EXERCISE GOAL —
Across all the lines below, how many contain the string "VARIACION"? Please reply with the number only.

DATA SECTION —
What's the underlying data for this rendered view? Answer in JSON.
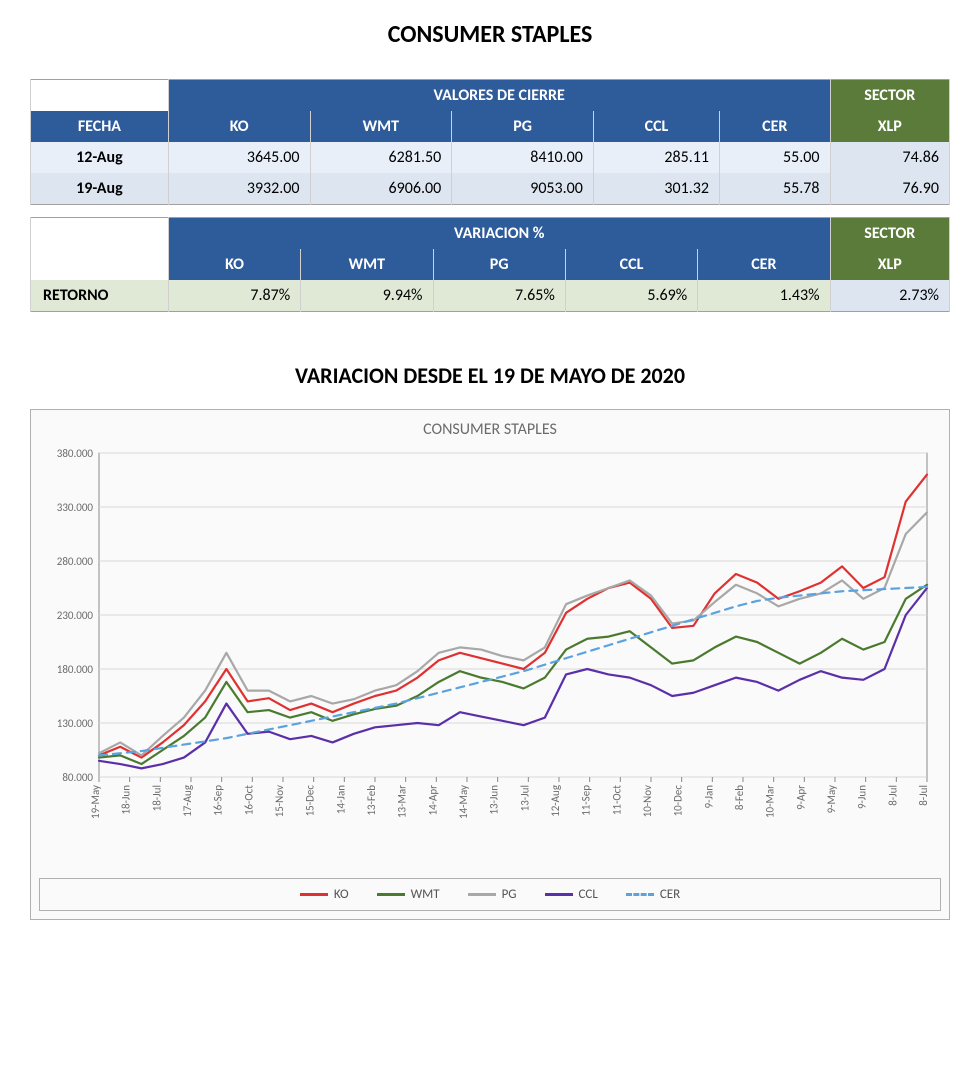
{
  "title": "CONSUMER STAPLES",
  "table1": {
    "header_span": "VALORES DE CIERRE",
    "sector_header": "SECTOR",
    "fecha": "FECHA",
    "xlp": "XLP",
    "cols": [
      "KO",
      "WMT",
      "PG",
      "CCL",
      "CER"
    ],
    "rows": [
      {
        "date": "12-Aug",
        "vals": [
          "3645.00",
          "6281.50",
          "8410.00",
          "285.11",
          "55.00"
        ],
        "sector": "74.86"
      },
      {
        "date": "19-Aug",
        "vals": [
          "3932.00",
          "6906.00",
          "9053.00",
          "301.32",
          "55.78"
        ],
        "sector": "76.90"
      }
    ]
  },
  "table2": {
    "header_span": "VARIACION %",
    "sector_header": "SECTOR",
    "xlp": "XLP",
    "retorno": "RETORNO",
    "cols": [
      "KO",
      "WMT",
      "PG",
      "CCL",
      "CER"
    ],
    "vals": [
      "7.87%",
      "9.94%",
      "7.65%",
      "5.69%",
      "1.43%"
    ],
    "sector": "2.73%"
  },
  "subTitle": "VARIACION DESDE EL 19 DE MAYO DE 2020",
  "chart": {
    "title": "CONSUMER STAPLES",
    "type": "line",
    "background_color": "#fafafa",
    "grid_color": "#d8d8d8",
    "border_color": "#b0b0b0",
    "axis_color": "#8a8a8a",
    "tick_font_color": "#6b6b6b",
    "title_color": "#6b6b6b",
    "title_fontsize": 16,
    "tick_fontsize": 11,
    "ylim": [
      80,
      380
    ],
    "ytick_step": 50,
    "yticks": [
      "80.000",
      "130.000",
      "180.000",
      "230.000",
      "280.000",
      "330.000",
      "380.000"
    ],
    "xlabels": [
      "19-May",
      "18-Jun",
      "18-Jul",
      "17-Aug",
      "16-Sep",
      "16-Oct",
      "15-Nov",
      "15-Dec",
      "14-Jan",
      "13-Feb",
      "13-Mar",
      "14-Apr",
      "14-May",
      "13-Jun",
      "13-Jul",
      "12-Aug",
      "11-Sep",
      "11-Oct",
      "10-Nov",
      "10-Dec",
      "9-Jan",
      "8-Feb",
      "10-Mar",
      "9-Apr",
      "9-May",
      "9-Jun",
      "8-Jul",
      "8-Jul"
    ],
    "line_width": 2.2,
    "series": [
      {
        "name": "KO",
        "color": "#e03131",
        "dash": "solid",
        "data": [
          100,
          108,
          98,
          112,
          128,
          150,
          180,
          150,
          153,
          142,
          148,
          140,
          148,
          155,
          160,
          172,
          188,
          195,
          190,
          185,
          180,
          195,
          232,
          245,
          255,
          260,
          245,
          218,
          220,
          250,
          268,
          260,
          245,
          252,
          260,
          275,
          255,
          265,
          335,
          360
        ]
      },
      {
        "name": "WMT",
        "color": "#4a7a2e",
        "dash": "solid",
        "data": [
          98,
          100,
          92,
          105,
          118,
          135,
          168,
          140,
          142,
          135,
          140,
          132,
          138,
          143,
          146,
          155,
          168,
          178,
          172,
          168,
          162,
          172,
          198,
          208,
          210,
          215,
          200,
          185,
          188,
          200,
          210,
          205,
          195,
          185,
          195,
          208,
          198,
          205,
          245,
          258
        ]
      },
      {
        "name": "PG",
        "color": "#a8a8a8",
        "dash": "solid",
        "data": [
          102,
          112,
          100,
          118,
          135,
          160,
          195,
          160,
          160,
          150,
          155,
          148,
          152,
          160,
          165,
          178,
          195,
          200,
          198,
          192,
          188,
          200,
          240,
          248,
          255,
          262,
          248,
          222,
          225,
          242,
          258,
          250,
          238,
          245,
          250,
          262,
          245,
          255,
          305,
          325
        ]
      },
      {
        "name": "CCL",
        "color": "#5b2fa8",
        "dash": "solid",
        "data": [
          95,
          92,
          88,
          92,
          98,
          112,
          148,
          120,
          122,
          115,
          118,
          112,
          120,
          126,
          128,
          130,
          128,
          140,
          136,
          132,
          128,
          135,
          175,
          180,
          175,
          172,
          165,
          155,
          158,
          165,
          172,
          168,
          160,
          170,
          178,
          172,
          170,
          180,
          230,
          255
        ]
      },
      {
        "name": "CER",
        "color": "#5aa3e0",
        "dash": "dashed",
        "data": [
          100,
          102,
          104,
          107,
          110,
          113,
          116,
          120,
          124,
          128,
          132,
          136,
          140,
          144,
          148,
          153,
          158,
          163,
          168,
          173,
          178,
          184,
          190,
          196,
          202,
          208,
          214,
          220,
          226,
          232,
          238,
          243,
          246,
          248,
          250,
          252,
          253,
          254,
          255,
          256
        ]
      }
    ],
    "legend_labels": [
      "KO",
      "WMT",
      "PG",
      "CCL",
      "CER"
    ]
  },
  "colors": {
    "header_blue": "#2e5b99",
    "header_green": "#5b7b3a",
    "row_light": "#e8eff8",
    "row_lighter": "#dde6f0",
    "row_green_light": "#dfe9d5"
  }
}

OUTPUT —
2